──────── Working data ────────

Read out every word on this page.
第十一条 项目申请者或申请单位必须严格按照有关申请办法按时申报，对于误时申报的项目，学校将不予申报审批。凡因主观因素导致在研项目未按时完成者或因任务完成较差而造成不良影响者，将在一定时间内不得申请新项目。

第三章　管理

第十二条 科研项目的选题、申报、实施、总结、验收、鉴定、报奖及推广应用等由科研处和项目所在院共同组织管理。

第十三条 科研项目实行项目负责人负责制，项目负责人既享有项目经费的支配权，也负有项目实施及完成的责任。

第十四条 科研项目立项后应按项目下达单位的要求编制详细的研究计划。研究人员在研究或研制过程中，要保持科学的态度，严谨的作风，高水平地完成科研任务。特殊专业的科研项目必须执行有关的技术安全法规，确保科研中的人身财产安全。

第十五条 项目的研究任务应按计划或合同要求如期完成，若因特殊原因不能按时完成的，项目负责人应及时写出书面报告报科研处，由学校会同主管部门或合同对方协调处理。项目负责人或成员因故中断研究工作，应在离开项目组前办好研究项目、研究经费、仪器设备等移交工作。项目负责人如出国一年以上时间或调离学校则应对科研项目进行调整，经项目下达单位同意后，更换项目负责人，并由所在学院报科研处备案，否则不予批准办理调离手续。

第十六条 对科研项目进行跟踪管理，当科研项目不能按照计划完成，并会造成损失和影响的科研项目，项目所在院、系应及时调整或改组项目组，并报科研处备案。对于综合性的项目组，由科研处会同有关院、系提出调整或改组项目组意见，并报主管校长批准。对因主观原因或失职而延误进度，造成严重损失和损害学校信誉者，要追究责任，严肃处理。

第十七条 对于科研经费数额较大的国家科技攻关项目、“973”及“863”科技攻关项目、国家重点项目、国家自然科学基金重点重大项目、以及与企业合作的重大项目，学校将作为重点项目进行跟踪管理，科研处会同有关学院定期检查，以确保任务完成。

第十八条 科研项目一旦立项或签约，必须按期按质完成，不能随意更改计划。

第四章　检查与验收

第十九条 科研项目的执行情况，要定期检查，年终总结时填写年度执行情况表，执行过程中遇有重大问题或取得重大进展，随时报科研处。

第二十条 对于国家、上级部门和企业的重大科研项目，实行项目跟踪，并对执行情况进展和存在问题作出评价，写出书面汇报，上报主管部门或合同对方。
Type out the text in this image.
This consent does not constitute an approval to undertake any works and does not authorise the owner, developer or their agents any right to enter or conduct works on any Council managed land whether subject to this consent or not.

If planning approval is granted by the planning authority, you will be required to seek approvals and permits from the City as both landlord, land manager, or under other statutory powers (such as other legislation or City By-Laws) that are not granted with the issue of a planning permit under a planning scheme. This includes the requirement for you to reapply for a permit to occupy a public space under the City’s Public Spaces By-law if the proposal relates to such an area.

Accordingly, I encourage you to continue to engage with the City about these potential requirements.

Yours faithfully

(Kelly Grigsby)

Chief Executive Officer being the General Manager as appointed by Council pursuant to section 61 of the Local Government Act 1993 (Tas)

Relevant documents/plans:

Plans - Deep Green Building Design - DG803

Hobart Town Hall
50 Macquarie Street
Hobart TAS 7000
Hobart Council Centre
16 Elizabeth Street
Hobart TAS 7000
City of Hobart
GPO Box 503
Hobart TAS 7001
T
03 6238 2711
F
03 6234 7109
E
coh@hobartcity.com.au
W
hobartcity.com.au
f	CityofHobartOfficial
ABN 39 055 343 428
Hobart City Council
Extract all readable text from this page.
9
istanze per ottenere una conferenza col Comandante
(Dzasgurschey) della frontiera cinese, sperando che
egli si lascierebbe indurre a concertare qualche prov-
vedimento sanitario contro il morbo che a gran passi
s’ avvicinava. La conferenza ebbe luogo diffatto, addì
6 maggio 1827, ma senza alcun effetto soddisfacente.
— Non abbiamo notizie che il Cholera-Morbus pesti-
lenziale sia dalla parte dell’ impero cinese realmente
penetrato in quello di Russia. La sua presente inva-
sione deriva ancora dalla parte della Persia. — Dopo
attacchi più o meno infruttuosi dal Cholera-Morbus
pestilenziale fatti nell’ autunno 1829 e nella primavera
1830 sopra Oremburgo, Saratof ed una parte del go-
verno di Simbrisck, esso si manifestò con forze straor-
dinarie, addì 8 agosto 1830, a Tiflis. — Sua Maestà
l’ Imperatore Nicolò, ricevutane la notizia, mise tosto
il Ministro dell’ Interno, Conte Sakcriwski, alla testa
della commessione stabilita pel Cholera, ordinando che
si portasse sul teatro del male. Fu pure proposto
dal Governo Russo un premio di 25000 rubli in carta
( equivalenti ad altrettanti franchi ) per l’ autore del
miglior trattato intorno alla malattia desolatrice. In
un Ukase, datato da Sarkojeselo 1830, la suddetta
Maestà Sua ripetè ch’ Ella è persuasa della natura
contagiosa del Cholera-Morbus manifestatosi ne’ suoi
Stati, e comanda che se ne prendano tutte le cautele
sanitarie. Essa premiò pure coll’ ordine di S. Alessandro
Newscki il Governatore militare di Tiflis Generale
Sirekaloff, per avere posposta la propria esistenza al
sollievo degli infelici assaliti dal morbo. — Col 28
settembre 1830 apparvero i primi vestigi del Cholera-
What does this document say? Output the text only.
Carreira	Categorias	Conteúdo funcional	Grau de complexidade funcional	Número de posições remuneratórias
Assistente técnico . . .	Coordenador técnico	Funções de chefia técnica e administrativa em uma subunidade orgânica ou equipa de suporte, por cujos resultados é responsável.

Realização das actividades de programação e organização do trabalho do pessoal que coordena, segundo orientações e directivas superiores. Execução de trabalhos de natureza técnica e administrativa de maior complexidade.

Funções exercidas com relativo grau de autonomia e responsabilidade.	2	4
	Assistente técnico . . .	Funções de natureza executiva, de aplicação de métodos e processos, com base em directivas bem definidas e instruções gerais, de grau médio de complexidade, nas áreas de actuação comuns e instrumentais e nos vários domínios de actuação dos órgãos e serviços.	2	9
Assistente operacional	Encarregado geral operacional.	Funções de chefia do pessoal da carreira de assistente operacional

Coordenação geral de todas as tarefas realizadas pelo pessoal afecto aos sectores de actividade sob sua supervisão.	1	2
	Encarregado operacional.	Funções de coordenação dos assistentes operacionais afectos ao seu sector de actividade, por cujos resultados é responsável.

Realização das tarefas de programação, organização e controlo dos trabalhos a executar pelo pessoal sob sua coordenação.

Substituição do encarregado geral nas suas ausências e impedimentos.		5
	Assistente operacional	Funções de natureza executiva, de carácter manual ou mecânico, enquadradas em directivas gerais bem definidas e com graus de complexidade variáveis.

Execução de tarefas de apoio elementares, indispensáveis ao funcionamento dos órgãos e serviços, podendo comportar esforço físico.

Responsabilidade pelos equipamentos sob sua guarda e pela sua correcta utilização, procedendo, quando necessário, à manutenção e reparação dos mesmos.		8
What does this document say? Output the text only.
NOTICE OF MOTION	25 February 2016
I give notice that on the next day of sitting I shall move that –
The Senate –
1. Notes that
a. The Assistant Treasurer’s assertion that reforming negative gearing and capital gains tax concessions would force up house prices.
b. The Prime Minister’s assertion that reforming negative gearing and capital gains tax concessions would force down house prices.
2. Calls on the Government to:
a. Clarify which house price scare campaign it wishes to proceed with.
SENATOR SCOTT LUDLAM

────────

Using the material above, work out how many lines contain the string "capital". Give that number alone.

2